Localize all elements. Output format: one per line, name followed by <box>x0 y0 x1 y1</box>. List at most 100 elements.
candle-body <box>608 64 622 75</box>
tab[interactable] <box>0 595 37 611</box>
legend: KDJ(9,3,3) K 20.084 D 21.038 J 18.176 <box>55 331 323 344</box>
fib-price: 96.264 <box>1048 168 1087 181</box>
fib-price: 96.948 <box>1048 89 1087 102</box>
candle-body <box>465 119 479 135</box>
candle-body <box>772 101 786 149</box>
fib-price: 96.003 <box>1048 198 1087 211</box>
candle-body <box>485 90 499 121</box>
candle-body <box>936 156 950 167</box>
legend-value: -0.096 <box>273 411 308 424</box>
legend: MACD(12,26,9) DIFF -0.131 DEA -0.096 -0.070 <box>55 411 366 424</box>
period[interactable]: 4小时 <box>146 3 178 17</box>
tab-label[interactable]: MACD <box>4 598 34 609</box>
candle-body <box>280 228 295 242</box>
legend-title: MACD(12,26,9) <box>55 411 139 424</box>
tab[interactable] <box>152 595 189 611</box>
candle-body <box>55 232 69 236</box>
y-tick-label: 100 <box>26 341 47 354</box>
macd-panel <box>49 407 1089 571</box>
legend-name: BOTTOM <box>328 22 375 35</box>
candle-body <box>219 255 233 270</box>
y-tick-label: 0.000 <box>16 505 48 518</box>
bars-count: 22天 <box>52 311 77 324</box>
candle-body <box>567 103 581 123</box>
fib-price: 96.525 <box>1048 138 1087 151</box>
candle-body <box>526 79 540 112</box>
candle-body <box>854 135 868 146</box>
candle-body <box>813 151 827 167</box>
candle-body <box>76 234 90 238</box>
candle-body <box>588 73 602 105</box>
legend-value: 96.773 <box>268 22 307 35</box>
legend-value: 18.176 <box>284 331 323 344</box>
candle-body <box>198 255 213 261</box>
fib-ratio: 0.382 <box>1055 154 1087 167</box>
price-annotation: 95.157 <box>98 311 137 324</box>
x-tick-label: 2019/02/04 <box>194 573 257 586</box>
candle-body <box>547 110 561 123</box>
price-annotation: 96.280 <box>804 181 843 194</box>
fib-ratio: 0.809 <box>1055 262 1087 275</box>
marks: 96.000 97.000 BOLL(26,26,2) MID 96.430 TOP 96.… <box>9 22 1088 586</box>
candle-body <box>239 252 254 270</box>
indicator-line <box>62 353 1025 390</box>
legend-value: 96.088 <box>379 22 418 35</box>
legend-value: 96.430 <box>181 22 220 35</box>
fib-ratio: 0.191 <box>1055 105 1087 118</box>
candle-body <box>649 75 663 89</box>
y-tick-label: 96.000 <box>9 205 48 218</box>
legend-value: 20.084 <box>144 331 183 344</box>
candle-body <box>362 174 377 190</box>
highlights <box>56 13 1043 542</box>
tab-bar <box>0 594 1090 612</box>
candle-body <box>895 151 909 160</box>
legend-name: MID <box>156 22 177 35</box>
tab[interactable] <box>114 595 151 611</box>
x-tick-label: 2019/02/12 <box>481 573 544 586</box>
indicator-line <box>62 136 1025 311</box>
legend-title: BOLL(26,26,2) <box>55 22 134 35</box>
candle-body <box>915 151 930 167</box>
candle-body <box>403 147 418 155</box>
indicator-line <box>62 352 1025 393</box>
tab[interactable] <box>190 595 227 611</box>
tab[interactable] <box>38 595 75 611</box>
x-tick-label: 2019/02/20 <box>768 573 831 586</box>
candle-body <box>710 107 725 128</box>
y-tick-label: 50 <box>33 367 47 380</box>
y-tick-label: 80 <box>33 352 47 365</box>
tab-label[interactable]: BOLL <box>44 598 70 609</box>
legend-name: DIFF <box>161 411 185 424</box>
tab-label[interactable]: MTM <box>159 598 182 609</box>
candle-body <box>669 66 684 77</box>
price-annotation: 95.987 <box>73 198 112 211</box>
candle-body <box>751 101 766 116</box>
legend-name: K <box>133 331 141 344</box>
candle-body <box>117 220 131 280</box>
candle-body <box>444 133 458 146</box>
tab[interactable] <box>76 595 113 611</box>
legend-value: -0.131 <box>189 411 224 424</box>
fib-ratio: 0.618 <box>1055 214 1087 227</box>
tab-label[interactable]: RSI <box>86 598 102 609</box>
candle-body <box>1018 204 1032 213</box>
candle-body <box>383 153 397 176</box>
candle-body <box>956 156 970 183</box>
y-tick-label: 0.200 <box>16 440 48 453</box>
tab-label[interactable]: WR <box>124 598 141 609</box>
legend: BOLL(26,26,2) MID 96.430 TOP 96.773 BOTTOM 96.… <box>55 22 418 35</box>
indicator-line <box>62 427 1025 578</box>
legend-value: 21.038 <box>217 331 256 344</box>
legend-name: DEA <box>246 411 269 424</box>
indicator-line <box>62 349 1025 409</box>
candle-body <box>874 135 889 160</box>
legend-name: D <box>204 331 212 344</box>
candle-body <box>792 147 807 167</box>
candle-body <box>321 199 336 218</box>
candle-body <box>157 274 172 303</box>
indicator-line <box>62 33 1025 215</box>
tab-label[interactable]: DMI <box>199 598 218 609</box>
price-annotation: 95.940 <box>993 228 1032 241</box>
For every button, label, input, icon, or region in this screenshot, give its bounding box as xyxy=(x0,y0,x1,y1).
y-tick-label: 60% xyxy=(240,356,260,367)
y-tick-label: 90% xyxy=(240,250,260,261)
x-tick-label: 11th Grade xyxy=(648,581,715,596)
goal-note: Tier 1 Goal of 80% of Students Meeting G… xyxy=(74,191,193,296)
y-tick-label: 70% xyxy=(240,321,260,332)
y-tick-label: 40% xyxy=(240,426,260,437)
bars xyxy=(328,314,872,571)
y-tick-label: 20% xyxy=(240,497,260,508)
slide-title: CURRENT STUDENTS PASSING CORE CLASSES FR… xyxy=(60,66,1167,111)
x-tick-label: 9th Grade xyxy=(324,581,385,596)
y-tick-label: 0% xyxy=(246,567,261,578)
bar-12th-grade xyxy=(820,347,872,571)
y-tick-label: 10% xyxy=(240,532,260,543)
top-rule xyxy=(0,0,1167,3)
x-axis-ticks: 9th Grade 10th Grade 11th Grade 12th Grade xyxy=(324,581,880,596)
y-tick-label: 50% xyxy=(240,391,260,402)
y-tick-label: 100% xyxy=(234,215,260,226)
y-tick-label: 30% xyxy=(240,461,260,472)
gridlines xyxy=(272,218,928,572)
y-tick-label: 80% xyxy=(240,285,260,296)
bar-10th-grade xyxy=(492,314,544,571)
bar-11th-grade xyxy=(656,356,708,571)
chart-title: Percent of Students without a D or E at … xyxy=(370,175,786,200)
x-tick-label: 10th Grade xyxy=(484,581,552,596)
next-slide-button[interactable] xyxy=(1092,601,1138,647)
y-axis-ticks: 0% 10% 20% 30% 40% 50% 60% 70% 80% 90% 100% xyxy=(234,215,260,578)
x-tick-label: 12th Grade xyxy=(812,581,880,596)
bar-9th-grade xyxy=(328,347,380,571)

_Instructions to follow:_ Find each line in the listing above that contains the string "value", and copy those lines out. Treat uppercase and lowercase letters as different.

_Solved problem:_
legend-value: -0.096 <box>273 411 308 424</box>
legend-value: 96.773 <box>268 22 307 35</box>
legend-value: 18.176 <box>284 331 323 344</box>
legend-value: 96.088 <box>379 22 418 35</box>
legend-value: 96.430 <box>181 22 220 35</box>
legend-value: 20.084 <box>144 331 183 344</box>
legend-value: -0.131 <box>189 411 224 424</box>
legend-value: 21.038 <box>217 331 256 344</box>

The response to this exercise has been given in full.